GOAL
Look through the listing and locate every line containing the word "MANAGEMENT"; copy those lines.

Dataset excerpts
---
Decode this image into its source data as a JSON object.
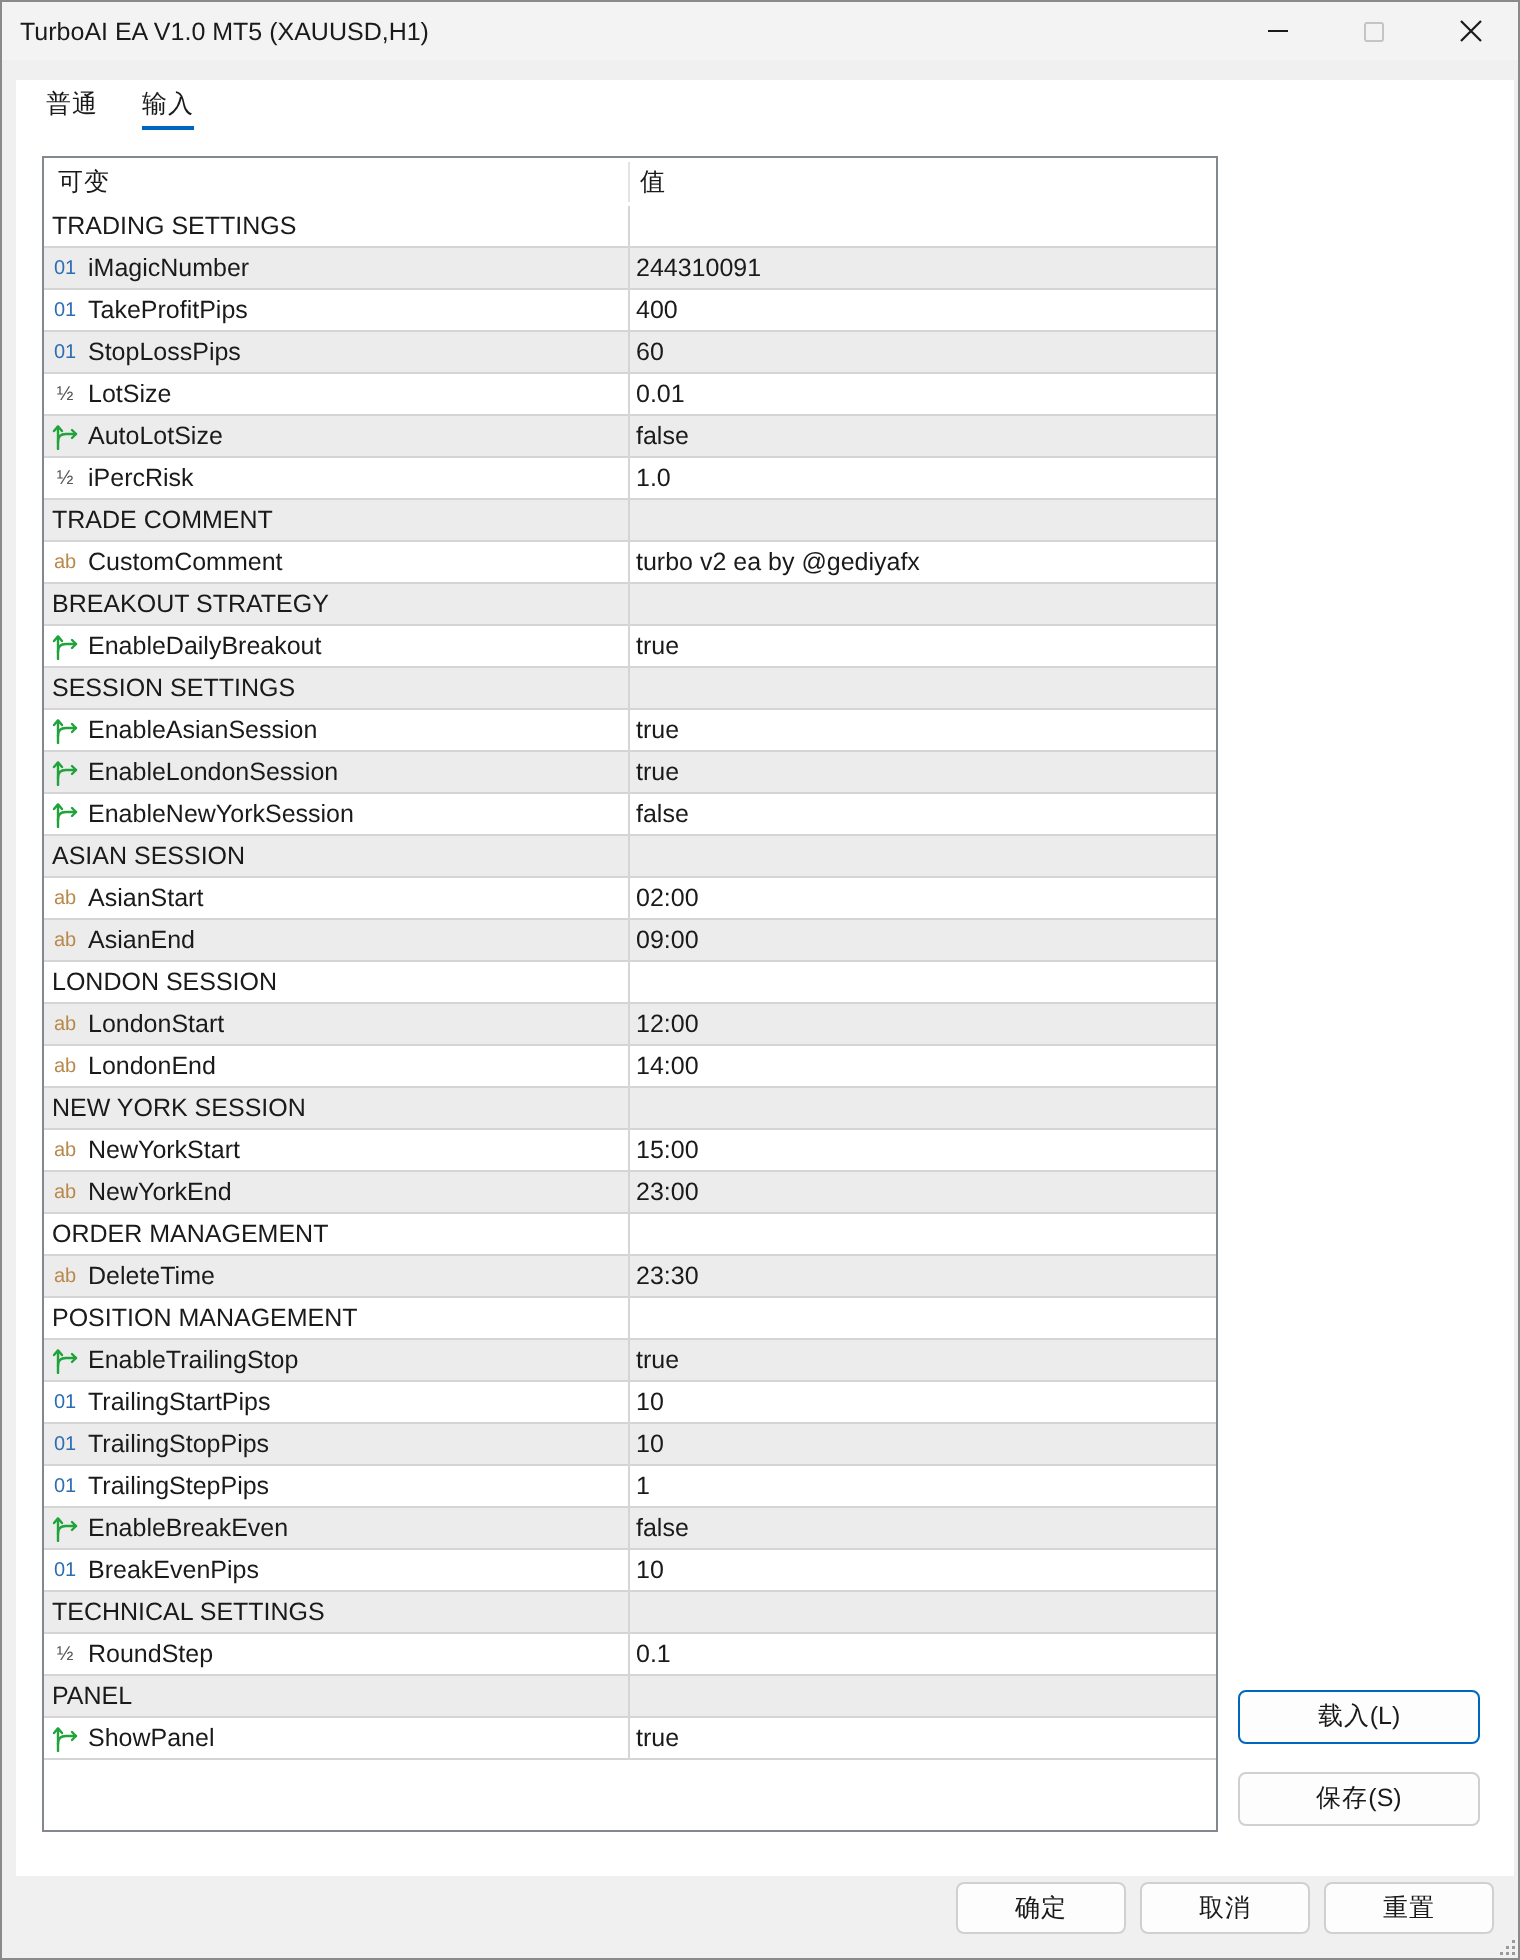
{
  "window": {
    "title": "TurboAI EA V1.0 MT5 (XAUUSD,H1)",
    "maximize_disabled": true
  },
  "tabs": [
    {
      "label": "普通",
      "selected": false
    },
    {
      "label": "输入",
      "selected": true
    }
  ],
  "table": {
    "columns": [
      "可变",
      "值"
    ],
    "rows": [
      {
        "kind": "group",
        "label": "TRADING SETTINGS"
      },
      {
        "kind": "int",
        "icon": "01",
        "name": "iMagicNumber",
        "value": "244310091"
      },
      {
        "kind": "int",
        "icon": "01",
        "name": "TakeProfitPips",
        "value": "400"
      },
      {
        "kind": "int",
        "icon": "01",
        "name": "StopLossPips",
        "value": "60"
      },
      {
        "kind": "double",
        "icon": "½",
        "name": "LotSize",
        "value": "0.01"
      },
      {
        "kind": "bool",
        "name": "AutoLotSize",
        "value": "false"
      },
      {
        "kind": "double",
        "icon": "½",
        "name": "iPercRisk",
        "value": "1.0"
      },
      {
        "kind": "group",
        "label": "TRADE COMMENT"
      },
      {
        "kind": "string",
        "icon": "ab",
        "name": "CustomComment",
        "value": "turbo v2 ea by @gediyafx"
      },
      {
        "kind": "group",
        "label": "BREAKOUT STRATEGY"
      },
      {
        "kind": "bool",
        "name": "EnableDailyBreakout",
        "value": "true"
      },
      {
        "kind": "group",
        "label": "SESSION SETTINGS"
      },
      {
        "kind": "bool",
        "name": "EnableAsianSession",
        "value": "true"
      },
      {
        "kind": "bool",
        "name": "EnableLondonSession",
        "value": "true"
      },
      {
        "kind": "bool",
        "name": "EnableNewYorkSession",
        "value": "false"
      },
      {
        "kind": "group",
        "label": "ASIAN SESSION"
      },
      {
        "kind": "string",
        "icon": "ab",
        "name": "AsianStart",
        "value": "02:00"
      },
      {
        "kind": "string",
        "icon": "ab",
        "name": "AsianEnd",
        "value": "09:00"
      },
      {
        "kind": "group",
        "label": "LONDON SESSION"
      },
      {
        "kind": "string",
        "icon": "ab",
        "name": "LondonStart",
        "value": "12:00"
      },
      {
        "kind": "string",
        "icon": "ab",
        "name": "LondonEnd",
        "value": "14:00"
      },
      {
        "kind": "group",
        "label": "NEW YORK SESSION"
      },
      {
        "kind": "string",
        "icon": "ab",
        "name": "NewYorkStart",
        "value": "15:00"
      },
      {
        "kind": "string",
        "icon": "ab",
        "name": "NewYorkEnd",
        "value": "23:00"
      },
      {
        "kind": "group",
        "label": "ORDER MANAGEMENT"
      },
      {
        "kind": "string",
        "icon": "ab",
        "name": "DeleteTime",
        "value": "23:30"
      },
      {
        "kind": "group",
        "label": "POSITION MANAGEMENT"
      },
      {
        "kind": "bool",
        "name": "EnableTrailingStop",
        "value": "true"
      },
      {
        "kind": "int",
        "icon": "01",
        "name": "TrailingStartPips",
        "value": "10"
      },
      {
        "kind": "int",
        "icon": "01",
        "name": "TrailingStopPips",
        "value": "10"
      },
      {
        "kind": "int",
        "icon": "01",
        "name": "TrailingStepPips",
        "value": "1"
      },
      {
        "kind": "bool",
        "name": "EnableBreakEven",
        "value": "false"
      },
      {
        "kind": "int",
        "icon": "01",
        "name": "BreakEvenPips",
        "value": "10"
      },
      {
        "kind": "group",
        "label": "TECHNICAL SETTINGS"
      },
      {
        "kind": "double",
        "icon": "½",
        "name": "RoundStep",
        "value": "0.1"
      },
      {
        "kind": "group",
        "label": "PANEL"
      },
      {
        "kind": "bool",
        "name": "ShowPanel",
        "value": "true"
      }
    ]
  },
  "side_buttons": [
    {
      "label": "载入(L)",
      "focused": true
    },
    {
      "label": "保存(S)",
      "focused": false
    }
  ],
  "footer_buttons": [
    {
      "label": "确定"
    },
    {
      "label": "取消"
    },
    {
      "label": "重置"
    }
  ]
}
---
THE SOLUTION
        "label": "ORDER MANAGEMENT"
        "label": "POSITION MANAGEMENT"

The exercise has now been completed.